**Problem to work on**
Quote only the lines that start at the line with "Extract all readable text from this page." and run to the end of the entries; omit the pictures.
################
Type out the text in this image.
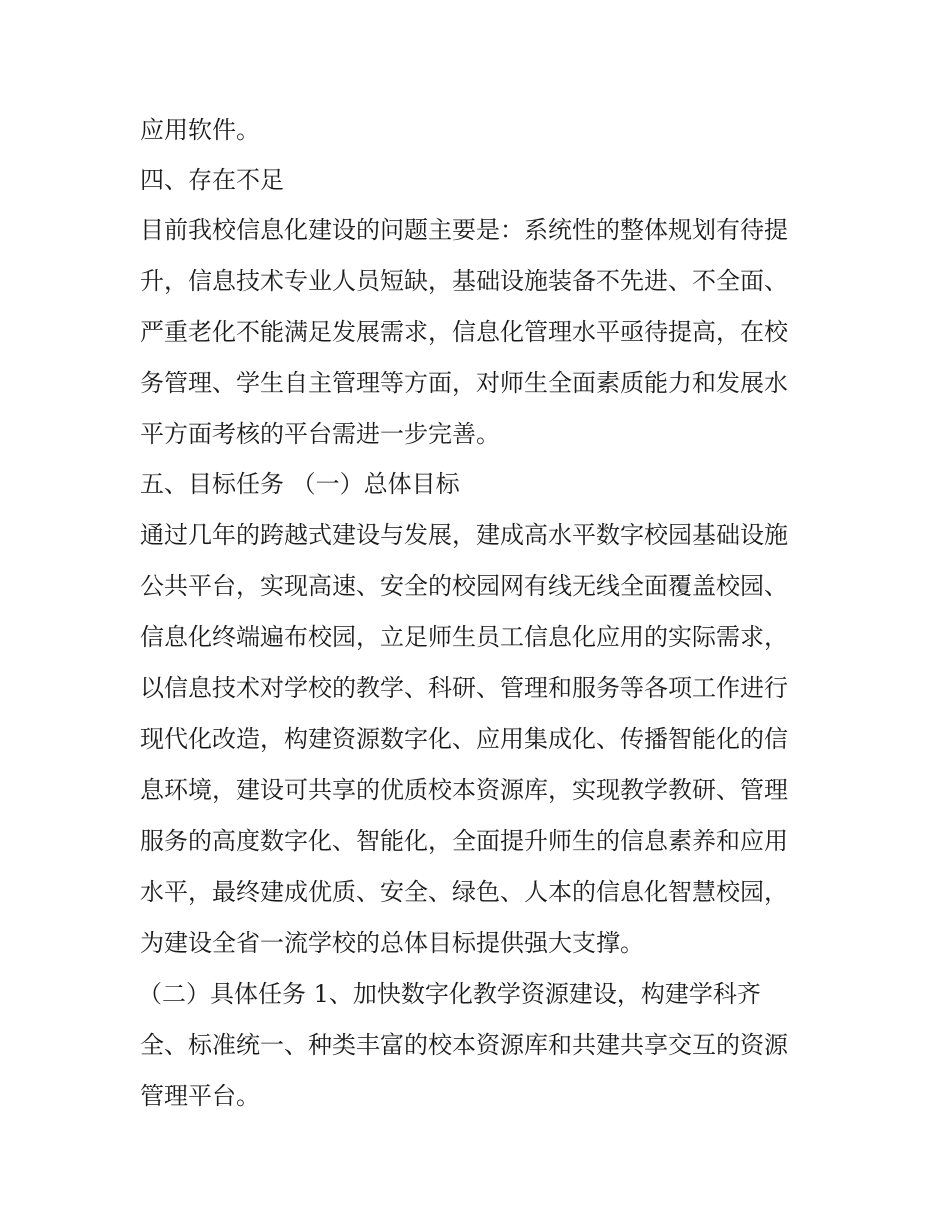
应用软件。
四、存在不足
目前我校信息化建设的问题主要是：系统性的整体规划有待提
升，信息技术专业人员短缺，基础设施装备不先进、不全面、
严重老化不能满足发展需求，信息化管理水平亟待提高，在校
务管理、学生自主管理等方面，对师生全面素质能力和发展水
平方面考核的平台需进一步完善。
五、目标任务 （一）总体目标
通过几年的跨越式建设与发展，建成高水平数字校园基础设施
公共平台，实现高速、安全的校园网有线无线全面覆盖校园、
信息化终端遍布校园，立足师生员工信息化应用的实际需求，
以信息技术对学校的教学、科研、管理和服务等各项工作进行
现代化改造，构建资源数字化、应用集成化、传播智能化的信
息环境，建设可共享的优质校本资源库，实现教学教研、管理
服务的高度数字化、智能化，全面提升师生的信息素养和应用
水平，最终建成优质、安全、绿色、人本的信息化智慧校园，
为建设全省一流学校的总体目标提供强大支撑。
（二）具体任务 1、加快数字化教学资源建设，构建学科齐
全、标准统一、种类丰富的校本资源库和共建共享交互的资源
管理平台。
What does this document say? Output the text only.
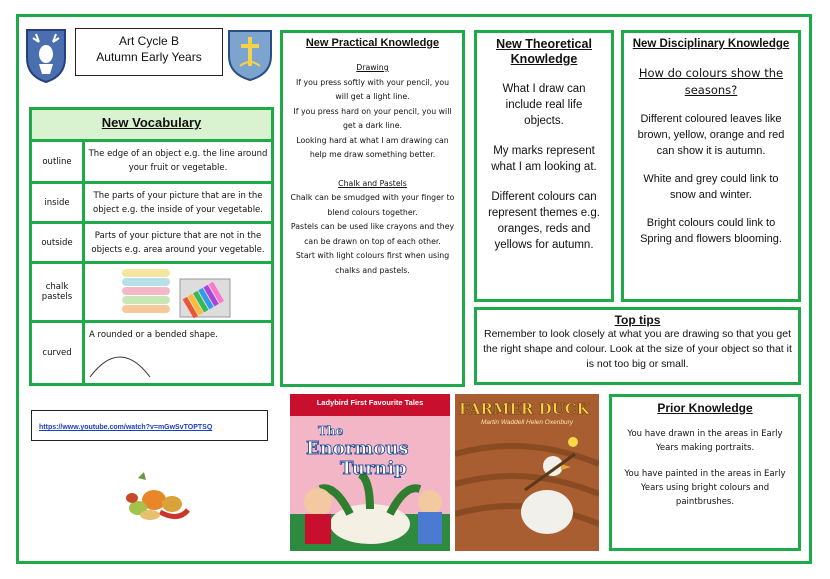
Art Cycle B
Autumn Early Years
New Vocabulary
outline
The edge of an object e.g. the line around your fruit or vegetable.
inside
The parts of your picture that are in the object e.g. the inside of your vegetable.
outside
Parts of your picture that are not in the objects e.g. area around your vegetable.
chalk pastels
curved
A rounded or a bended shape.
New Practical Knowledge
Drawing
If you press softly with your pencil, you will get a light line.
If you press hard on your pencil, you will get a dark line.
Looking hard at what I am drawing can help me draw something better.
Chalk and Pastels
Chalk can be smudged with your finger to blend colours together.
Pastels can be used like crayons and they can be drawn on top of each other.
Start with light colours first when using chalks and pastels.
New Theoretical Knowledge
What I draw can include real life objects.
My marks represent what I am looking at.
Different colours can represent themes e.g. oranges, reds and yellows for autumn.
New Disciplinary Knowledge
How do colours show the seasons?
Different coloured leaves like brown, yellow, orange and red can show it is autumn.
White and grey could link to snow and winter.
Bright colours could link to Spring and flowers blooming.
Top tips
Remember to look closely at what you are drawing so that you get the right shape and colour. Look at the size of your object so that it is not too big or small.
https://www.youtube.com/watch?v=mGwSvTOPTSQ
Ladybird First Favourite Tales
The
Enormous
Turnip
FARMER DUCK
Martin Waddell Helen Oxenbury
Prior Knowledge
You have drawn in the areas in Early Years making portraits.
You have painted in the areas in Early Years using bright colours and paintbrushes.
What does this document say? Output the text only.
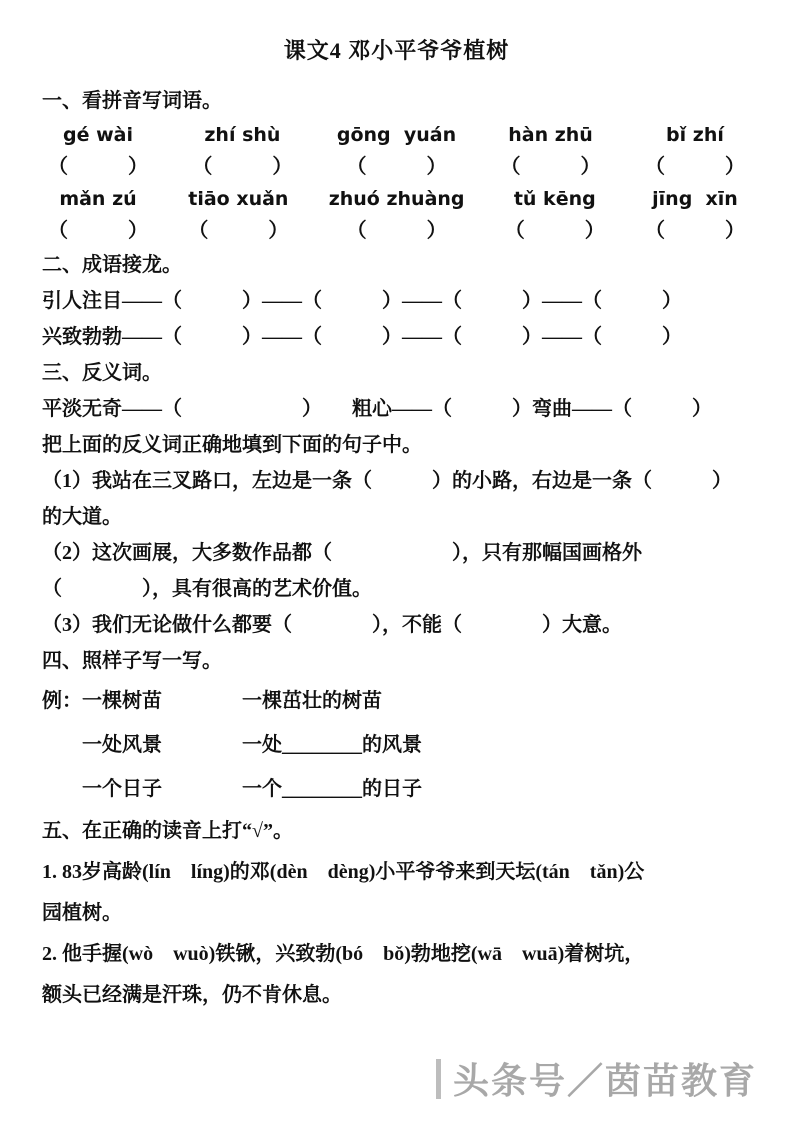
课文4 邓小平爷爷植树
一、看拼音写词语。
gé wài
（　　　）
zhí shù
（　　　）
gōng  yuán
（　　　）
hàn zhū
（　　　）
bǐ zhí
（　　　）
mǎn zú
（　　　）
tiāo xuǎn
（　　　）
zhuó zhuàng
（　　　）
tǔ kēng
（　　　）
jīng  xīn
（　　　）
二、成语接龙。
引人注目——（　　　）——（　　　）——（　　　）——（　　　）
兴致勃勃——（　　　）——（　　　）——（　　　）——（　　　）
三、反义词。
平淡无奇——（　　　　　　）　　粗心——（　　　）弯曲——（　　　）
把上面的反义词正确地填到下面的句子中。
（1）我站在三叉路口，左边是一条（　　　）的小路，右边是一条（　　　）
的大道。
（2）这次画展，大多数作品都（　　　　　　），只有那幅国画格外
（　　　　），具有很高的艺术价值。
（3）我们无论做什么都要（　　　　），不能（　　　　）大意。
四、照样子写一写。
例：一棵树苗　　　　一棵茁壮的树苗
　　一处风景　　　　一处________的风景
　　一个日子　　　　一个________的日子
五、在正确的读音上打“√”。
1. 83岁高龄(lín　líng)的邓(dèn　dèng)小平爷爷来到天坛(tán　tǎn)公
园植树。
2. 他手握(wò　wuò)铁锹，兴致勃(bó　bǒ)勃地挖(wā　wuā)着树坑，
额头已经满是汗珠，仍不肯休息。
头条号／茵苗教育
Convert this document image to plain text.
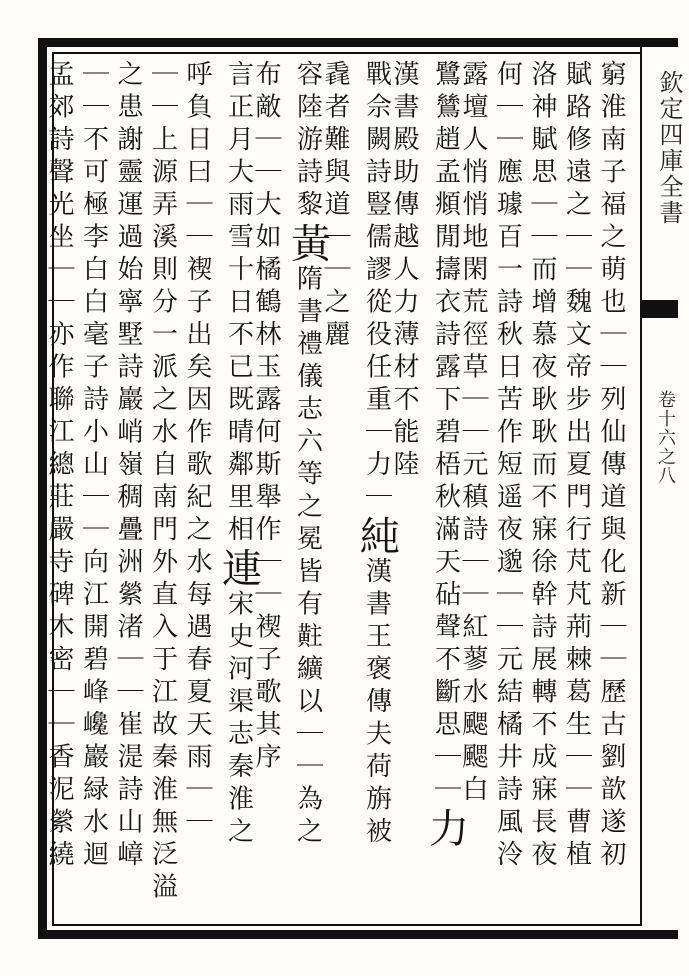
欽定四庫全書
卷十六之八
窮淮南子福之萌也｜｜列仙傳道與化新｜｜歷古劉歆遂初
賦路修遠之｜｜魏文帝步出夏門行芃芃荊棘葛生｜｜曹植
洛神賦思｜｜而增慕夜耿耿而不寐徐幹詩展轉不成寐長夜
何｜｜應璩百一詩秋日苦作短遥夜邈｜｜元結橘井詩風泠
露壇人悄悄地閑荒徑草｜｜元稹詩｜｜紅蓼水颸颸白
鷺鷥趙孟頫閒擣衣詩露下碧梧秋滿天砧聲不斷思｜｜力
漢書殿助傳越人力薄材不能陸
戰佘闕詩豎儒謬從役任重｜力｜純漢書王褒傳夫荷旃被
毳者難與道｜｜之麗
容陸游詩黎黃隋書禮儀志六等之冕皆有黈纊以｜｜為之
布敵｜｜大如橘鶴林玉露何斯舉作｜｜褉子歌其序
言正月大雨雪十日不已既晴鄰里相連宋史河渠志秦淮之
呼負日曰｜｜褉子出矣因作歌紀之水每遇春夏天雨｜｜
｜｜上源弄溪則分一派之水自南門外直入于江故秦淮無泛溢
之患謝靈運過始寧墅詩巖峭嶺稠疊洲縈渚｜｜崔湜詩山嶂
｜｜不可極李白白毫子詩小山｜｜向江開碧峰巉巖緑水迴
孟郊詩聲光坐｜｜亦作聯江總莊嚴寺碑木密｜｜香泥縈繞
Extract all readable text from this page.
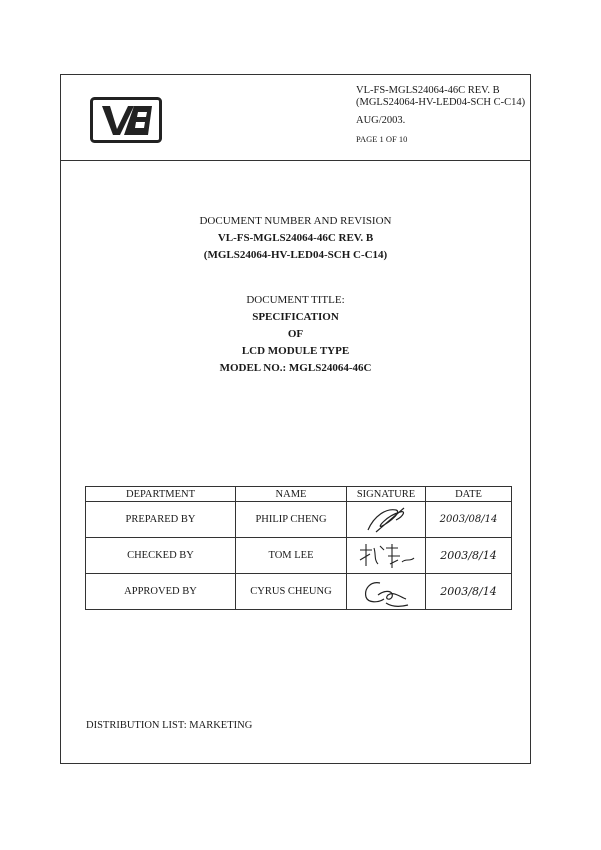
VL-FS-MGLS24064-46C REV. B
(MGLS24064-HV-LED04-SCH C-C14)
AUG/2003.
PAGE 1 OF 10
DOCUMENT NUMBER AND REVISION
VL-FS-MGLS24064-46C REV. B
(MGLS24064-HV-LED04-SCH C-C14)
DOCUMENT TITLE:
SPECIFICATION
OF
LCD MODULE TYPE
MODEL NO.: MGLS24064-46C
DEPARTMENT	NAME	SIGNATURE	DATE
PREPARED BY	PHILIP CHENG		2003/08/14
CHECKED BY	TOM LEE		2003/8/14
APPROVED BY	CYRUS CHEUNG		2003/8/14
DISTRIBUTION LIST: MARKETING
################
**Answer to this task**
Extract all readable text from this page.
VL-FS-MGLS24064-46C REV. B
(MGLS24064-HV-LED04-SCH C-C14)
AUG/2003.
PAGE 1 OF 10
DOCUMENT NUMBER AND REVISION
VL-FS-MGLS24064-46C REV. B
(MGLS24064-HV-LED04-SCH C-C14)
DOCUMENT TITLE:
SPECIFICATION
OF
LCD MODULE TYPE
MODEL NO.: MGLS24064-46C
DEPARTMENT	NAME	SIGNATURE	DATE
PREPARED BY	PHILIP CHENG		2003/08/14
CHECKED BY	TOM LEE		2003/8/14
APPROVED BY	CYRUS CHEUNG		2003/8/14
DISTRIBUTION LIST: MARKETING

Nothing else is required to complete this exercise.